* _AIM OF THE TASK_: Each entry must appear again exactly as it does in the source.

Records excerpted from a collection
┄┄┄┄┄┄┄┄┄┄┄┄┄┄┄┄┄┄┄┄
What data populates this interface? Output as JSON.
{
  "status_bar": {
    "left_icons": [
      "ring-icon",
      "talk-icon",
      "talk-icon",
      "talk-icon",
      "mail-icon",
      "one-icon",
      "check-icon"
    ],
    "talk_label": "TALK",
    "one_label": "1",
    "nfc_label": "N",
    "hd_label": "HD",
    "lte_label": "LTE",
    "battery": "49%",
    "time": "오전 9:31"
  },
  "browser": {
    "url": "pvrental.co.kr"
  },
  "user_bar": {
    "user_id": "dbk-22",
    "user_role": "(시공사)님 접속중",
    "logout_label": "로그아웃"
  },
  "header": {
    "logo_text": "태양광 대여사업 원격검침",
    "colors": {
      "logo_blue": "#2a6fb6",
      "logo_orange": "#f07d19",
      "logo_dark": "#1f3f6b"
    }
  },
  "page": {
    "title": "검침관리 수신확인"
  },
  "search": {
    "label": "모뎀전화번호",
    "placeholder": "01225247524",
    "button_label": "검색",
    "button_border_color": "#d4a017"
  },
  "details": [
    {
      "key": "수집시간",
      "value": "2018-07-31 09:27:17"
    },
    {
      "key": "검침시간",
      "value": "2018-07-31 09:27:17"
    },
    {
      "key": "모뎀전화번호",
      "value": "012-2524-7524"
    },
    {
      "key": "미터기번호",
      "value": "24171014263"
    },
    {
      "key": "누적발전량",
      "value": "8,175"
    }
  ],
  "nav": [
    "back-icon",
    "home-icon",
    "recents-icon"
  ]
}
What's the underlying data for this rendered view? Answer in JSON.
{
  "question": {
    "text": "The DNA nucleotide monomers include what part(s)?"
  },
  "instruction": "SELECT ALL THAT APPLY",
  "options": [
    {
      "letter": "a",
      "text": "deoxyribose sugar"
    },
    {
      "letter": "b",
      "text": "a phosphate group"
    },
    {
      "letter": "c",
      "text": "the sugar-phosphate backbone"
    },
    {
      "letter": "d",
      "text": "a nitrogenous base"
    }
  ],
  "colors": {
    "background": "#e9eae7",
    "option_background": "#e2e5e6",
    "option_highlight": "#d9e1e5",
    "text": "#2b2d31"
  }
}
┄┄┄┄┄┄┄┄┄┄┄┄┄┄┄┄┄┄┄┄
* _RESPONSE TO THE TASK_:
What data populates this interface? Output as JSON.
{
  "status_bar": {
    "left_icons": [
      "ring-icon",
      "talk-icon",
      "talk-icon",
      "talk-icon",
      "mail-icon",
      "one-icon",
      "check-icon"
    ],
    "talk_label": "TALK",
    "one_label": "1",
    "nfc_label": "N",
    "hd_label": "HD",
    "lte_label": "LTE",
    "battery": "49%",
    "time": "오전 9:31"
  },
  "browser": {
    "url": "pvrental.co.kr"
  },
  "user_bar": {
    "user_id": "dbk-22",
    "user_role": "(시공사)님 접속중",
    "logout_label": "로그아웃"
  },
  "header": {
    "logo_text": "태양광 대여사업 원격검침",
    "colors": {
      "logo_blue": "#2a6fb6",
      "logo_orange": "#f07d19",
      "logo_dark": "#1f3f6b"
    }
  },
  "page": {
    "title": "검침관리 수신확인"
  },
  "search": {
    "label": "모뎀전화번호",
    "placeholder": "01225247524",
    "button_label": "검색",
    "button_border_color": "#d4a017"
  },
  "details": [
    {
      "key": "수집시간",
      "value": "2018-07-31 09:27:17"
    },
    {
      "key": "검침시간",
      "value": "2018-07-31 09:27:17"
    },
    {
      "key": "모뎀전화번호",
      "value": "012-2524-7524"
    },
    {
      "key": "미터기번호",
      "value": "24171014263"
    },
    {
      "key": "누적발전량",
      "value": "8,175"
    }
  ],
  "nav": [
    "back-icon",
    "home-icon",
    "recents-icon"
  ]
}
What's the underlying data for this rendered view? Answer in JSON.
{
  "question": {
    "text": "The DNA nucleotide monomers include what part(s)?"
  },
  "instruction": "SELECT ALL THAT APPLY",
  "options": [
    {
      "letter": "a",
      "text": "deoxyribose sugar"
    },
    {
      "letter": "b",
      "text": "a phosphate group"
    },
    {
      "letter": "c",
      "text": "the sugar-phosphate backbone"
    },
    {
      "letter": "d",
      "text": "a nitrogenous base"
    }
  ],
  "colors": {
    "background": "#e9eae7",
    "option_background": "#e2e5e6",
    "option_highlight": "#d9e1e5",
    "text": "#2b2d31"
  }
}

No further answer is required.